▸ **DO THIS**:
Copy every one of the following entries line by line, with no changes.

▸ **SUPPLIED RECORDS**:
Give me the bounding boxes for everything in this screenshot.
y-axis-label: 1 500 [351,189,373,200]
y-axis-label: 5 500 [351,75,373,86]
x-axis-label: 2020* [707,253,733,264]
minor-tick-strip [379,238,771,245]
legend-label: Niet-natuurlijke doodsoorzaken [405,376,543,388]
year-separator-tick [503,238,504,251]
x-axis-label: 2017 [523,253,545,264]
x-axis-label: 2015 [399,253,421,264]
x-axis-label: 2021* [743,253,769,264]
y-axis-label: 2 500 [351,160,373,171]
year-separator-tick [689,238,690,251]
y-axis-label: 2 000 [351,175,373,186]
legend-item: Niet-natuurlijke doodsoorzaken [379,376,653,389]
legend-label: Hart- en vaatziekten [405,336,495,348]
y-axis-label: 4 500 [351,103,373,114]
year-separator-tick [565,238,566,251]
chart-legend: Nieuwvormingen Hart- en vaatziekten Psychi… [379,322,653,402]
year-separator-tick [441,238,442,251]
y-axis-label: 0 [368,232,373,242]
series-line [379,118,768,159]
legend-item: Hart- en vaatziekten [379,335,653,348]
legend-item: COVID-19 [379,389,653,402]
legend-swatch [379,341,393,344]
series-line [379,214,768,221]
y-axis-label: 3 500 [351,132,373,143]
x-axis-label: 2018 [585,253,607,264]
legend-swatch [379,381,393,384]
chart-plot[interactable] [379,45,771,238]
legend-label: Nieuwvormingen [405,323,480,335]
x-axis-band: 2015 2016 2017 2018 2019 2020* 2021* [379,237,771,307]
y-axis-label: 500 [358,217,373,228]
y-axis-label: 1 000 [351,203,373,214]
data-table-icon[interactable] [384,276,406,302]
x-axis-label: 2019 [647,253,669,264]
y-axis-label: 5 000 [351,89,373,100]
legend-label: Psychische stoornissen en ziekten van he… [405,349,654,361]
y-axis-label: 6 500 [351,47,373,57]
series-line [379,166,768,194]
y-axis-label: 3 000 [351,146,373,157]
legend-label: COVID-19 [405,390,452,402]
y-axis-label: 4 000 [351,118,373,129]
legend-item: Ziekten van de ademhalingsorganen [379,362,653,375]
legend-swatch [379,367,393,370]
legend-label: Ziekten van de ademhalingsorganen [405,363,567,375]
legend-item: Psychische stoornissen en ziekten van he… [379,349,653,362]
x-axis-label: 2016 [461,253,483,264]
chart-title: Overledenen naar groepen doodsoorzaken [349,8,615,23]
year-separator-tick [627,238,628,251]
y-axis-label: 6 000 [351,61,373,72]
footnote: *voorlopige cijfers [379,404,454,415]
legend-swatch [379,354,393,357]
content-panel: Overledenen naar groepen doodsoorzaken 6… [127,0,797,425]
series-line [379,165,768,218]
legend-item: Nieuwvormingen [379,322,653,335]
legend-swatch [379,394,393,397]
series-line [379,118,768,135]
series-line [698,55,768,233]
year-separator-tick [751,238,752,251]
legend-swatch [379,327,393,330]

▸ **SOLUTION FOR THIS EXERCISE**:
Give me the bounding boxes for everything in this screenshot.
y-axis-label: 1 500 [351,189,373,200]
y-axis-label: 5 500 [351,75,373,86]
x-axis-label: 2020* [707,253,733,264]
minor-tick-strip [379,238,771,245]
legend-label: Niet-natuurlijke doodsoorzaken [405,376,543,388]
year-separator-tick [503,238,504,251]
x-axis-label: 2017 [523,253,545,264]
x-axis-label: 2015 [399,253,421,264]
x-axis-label: 2021* [743,253,769,264]
y-axis-label: 2 500 [351,160,373,171]
year-separator-tick [689,238,690,251]
y-axis-label: 2 000 [351,175,373,186]
legend-item: Niet-natuurlijke doodsoorzaken [379,376,653,389]
legend-label: Hart- en vaatziekten [405,336,495,348]
y-axis-label: 4 500 [351,103,373,114]
year-separator-tick [565,238,566,251]
chart-legend: Nieuwvormingen Hart- en vaatziekten Psychi… [379,322,653,402]
year-separator-tick [441,238,442,251]
y-axis-label: 0 [368,232,373,242]
series-line [379,118,768,159]
legend-item: Hart- en vaatziekten [379,335,653,348]
legend-item: COVID-19 [379,389,653,402]
legend-swatch [379,341,393,344]
series-line [379,214,768,221]
y-axis-label: 3 500 [351,132,373,143]
x-axis-label: 2018 [585,253,607,264]
legend-swatch [379,381,393,384]
chart-plot[interactable] [379,45,771,238]
legend-label: Nieuwvormingen [405,323,480,335]
x-axis-band: 2015 2016 2017 2018 2019 2020* 2021* [379,237,771,307]
y-axis-label: 500 [358,217,373,228]
y-axis-label: 1 000 [351,203,373,214]
data-table-icon[interactable] [384,276,406,302]
x-axis-label: 2019 [647,253,669,264]
y-axis-label: 5 000 [351,89,373,100]
legend-label: Psychische stoornissen en ziekten van he… [405,349,654,361]
y-axis-label: 6 500 [351,47,373,57]
series-line [379,166,768,194]
y-axis-label: 3 000 [351,146,373,157]
legend-label: COVID-19 [405,390,452,402]
y-axis-label: 4 000 [351,118,373,129]
legend-item: Ziekten van de ademhalingsorganen [379,362,653,375]
legend-swatch [379,367,393,370]
legend-label: Ziekten van de ademhalingsorganen [405,363,567,375]
legend-item: Psychische stoornissen en ziekten van he… [379,349,653,362]
x-axis-label: 2016 [461,253,483,264]
chart-title: Overledenen naar groepen doodsoorzaken [349,8,615,23]
year-separator-tick [627,238,628,251]
y-axis-label: 6 000 [351,61,373,72]
footnote: *voorlopige cijfers [379,404,454,415]
legend-swatch [379,354,393,357]
content-panel: Overledenen naar groepen doodsoorzaken 6… [127,0,797,425]
series-line [379,165,768,218]
legend-item: Nieuwvormingen [379,322,653,335]
legend-swatch [379,394,393,397]
series-line [379,118,768,135]
series-line [698,55,768,233]
year-separator-tick [751,238,752,251]
legend-swatch [379,327,393,330]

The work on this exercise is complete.